--- Start of Dataset content ---
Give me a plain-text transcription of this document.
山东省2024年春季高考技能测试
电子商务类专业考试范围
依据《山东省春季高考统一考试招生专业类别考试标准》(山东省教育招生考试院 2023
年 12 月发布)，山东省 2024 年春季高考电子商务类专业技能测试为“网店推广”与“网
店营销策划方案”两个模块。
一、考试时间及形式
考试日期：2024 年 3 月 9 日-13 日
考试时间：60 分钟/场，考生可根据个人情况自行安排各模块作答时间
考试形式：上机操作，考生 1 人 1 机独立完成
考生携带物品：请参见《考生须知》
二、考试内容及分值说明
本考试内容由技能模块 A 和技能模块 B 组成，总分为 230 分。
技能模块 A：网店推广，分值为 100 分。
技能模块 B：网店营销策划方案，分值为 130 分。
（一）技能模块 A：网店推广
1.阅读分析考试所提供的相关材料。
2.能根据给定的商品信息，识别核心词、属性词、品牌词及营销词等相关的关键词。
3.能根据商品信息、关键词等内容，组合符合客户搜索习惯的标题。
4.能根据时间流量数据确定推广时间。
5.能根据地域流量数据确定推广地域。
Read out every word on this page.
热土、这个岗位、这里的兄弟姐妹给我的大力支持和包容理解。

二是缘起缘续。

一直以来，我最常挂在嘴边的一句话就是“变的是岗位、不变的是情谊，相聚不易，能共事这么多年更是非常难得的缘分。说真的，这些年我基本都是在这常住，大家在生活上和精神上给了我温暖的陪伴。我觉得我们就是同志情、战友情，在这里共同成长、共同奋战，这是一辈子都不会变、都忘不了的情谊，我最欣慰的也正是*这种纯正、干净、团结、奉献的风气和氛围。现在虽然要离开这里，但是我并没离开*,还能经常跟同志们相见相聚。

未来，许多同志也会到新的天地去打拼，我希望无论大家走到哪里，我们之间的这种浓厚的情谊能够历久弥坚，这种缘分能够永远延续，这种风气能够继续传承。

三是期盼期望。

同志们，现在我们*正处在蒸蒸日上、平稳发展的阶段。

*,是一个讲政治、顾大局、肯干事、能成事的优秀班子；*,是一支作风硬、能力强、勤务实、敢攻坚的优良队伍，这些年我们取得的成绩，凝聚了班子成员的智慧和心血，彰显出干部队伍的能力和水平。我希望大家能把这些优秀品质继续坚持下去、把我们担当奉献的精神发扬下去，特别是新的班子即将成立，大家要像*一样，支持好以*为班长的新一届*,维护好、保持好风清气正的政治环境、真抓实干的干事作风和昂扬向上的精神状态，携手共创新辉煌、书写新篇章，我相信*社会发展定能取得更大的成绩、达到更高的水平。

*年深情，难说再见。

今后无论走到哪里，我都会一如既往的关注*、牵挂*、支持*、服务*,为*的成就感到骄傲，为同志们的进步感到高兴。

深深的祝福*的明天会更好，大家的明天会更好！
--- End of Dataset content ---
*Written task*
Copy the material above back out, exactly as written.

*Solution below*
Give me a plain-text transcription of this document.
山东省2024年春季高考技能测试
电子商务类专业考试范围
依据《山东省春季高考统一考试招生专业类别考试标准》(山东省教育招生考试院 2023
年 12 月发布)，山东省 2024 年春季高考电子商务类专业技能测试为“网店推广”与“网
店营销策划方案”两个模块。
一、考试时间及形式
考试日期：2024 年 3 月 9 日-13 日
考试时间：60 分钟/场，考生可根据个人情况自行安排各模块作答时间
考试形式：上机操作，考生 1 人 1 机独立完成
考生携带物品：请参见《考生须知》
二、考试内容及分值说明
本考试内容由技能模块 A 和技能模块 B 组成，总分为 230 分。
技能模块 A：网店推广，分值为 100 分。
技能模块 B：网店营销策划方案，分值为 130 分。
（一）技能模块 A：网店推广
1.阅读分析考试所提供的相关材料。
2.能根据给定的商品信息，识别核心词、属性词、品牌词及营销词等相关的关键词。
3.能根据商品信息、关键词等内容，组合符合客户搜索习惯的标题。
4.能根据时间流量数据确定推广时间。
5.能根据地域流量数据确定推广地域。
Read out every word on this page.
热土、这个岗位、这里的兄弟姐妹给我的大力支持和包容理解。

二是缘起缘续。

一直以来，我最常挂在嘴边的一句话就是“变的是岗位、不变的是情谊，相聚不易，能共事这么多年更是非常难得的缘分。说真的，这些年我基本都是在这常住，大家在生活上和精神上给了我温暖的陪伴。我觉得我们就是同志情、战友情，在这里共同成长、共同奋战，这是一辈子都不会变、都忘不了的情谊，我最欣慰的也正是*这种纯正、干净、团结、奉献的风气和氛围。现在虽然要离开这里，但是我并没离开*,还能经常跟同志们相见相聚。

未来，许多同志也会到新的天地去打拼，我希望无论大家走到哪里，我们之间的这种浓厚的情谊能够历久弥坚，这种缘分能够永远延续，这种风气能够继续传承。

三是期盼期望。

同志们，现在我们*正处在蒸蒸日上、平稳发展的阶段。

*,是一个讲政治、顾大局、肯干事、能成事的优秀班子；*,是一支作风硬、能力强、勤务实、敢攻坚的优良队伍，这些年我们取得的成绩，凝聚了班子成员的智慧和心血，彰显出干部队伍的能力和水平。我希望大家能把这些优秀品质继续坚持下去、把我们担当奉献的精神发扬下去，特别是新的班子即将成立，大家要像*一样，支持好以*为班长的新一届*,维护好、保持好风清气正的政治环境、真抓实干的干事作风和昂扬向上的精神状态，携手共创新辉煌、书写新篇章，我相信*社会发展定能取得更大的成绩、达到更高的水平。

*年深情，难说再见。

今后无论走到哪里，我都会一如既往的关注*、牵挂*、支持*、服务*,为*的成就感到骄傲，为同志们的进步感到高兴。

深深的祝福*的明天会更好，大家的明天会更好！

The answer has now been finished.